_WRITTEN PROBLEM_
Return all lines from the listing below in which the string "object" occurs.

_DATA IN THIS EXERCISE_
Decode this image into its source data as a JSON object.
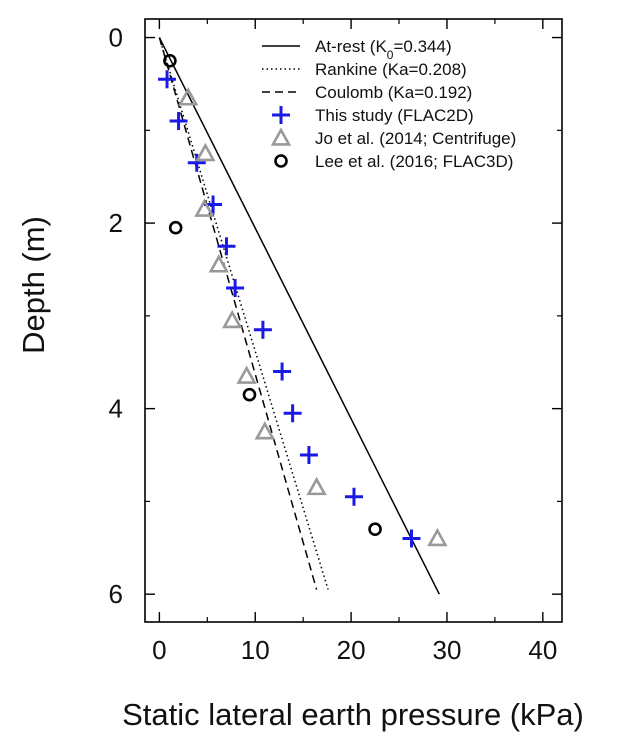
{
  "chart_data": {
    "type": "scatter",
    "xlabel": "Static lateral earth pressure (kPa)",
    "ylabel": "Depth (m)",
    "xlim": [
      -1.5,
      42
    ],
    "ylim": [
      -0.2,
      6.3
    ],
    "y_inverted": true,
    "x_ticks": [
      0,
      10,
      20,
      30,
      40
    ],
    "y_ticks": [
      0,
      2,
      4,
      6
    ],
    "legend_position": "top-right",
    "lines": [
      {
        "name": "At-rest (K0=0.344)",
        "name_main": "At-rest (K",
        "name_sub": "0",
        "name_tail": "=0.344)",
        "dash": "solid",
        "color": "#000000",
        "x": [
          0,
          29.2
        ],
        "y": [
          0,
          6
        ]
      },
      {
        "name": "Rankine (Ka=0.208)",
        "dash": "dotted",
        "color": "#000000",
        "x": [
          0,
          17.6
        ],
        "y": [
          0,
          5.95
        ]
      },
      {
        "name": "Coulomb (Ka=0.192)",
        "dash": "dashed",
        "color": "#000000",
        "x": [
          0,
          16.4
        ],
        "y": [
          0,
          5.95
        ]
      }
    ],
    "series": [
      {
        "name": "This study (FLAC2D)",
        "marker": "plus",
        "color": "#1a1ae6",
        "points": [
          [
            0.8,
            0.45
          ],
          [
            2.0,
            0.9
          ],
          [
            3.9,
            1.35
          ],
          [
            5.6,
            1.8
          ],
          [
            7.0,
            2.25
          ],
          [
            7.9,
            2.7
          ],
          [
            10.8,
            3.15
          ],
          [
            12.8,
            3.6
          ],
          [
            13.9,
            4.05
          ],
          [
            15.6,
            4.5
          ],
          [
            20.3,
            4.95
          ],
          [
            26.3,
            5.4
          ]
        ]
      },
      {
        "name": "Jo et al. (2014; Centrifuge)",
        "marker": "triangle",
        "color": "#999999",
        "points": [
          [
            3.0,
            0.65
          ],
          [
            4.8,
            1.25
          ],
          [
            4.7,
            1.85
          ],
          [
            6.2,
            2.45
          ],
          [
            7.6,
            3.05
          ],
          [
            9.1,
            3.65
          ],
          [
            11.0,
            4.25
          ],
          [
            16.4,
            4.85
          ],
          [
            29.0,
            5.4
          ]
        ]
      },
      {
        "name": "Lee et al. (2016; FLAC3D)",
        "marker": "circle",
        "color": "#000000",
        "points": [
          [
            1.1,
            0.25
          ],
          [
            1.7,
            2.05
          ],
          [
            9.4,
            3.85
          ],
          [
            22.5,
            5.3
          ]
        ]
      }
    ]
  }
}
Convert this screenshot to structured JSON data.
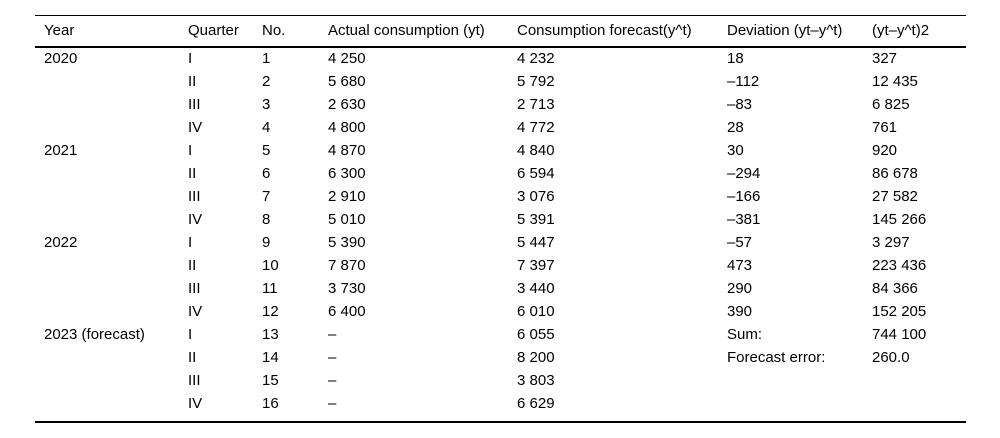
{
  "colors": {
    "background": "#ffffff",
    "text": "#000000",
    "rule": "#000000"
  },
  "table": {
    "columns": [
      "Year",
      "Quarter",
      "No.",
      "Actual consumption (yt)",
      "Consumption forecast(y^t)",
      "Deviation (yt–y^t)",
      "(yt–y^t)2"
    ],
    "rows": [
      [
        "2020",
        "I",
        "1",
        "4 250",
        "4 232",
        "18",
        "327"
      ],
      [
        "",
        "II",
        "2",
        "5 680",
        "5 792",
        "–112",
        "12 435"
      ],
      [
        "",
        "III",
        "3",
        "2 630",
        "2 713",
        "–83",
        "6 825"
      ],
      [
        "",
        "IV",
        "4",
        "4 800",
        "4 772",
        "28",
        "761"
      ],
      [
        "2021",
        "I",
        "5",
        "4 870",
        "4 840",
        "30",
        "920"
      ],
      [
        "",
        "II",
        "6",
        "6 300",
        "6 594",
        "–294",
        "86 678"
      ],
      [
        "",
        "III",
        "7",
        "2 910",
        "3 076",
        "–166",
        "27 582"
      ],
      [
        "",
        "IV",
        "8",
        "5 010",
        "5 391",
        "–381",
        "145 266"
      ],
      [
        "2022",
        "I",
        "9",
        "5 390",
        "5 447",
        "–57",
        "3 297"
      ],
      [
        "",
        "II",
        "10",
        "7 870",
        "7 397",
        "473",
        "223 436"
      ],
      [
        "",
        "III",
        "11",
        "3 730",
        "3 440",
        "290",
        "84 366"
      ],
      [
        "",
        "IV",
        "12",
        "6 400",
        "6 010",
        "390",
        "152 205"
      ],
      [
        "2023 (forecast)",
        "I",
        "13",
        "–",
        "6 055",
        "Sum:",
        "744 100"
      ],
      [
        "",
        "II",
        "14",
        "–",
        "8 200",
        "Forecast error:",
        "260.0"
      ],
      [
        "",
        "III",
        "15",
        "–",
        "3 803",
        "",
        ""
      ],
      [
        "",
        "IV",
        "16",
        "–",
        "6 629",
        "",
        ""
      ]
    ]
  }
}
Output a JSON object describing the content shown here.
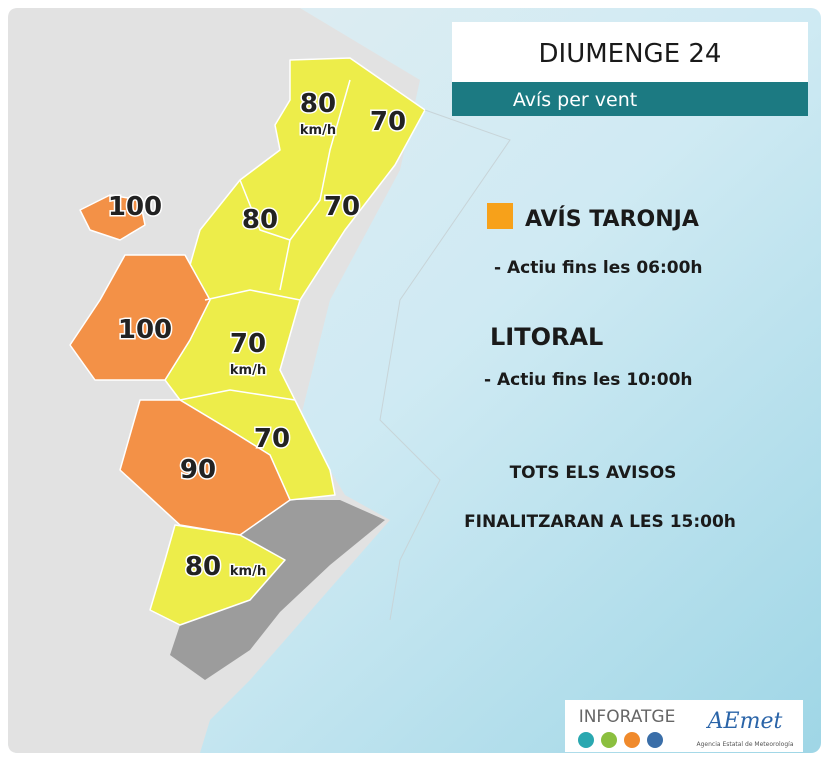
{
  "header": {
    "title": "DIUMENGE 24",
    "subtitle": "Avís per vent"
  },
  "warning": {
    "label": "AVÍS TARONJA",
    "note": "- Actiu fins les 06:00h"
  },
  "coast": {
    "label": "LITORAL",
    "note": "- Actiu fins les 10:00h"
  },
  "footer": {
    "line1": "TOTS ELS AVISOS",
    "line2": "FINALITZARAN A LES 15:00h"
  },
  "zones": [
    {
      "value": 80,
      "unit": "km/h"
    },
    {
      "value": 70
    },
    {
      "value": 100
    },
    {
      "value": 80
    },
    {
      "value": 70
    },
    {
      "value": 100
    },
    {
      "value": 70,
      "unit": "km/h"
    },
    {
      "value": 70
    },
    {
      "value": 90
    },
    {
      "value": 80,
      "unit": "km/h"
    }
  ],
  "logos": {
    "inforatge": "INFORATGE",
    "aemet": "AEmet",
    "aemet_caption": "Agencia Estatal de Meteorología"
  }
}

_FULL ANSWER_
Decode this image into its source data as a JSON object.
Output a JSON object describing the content shown here.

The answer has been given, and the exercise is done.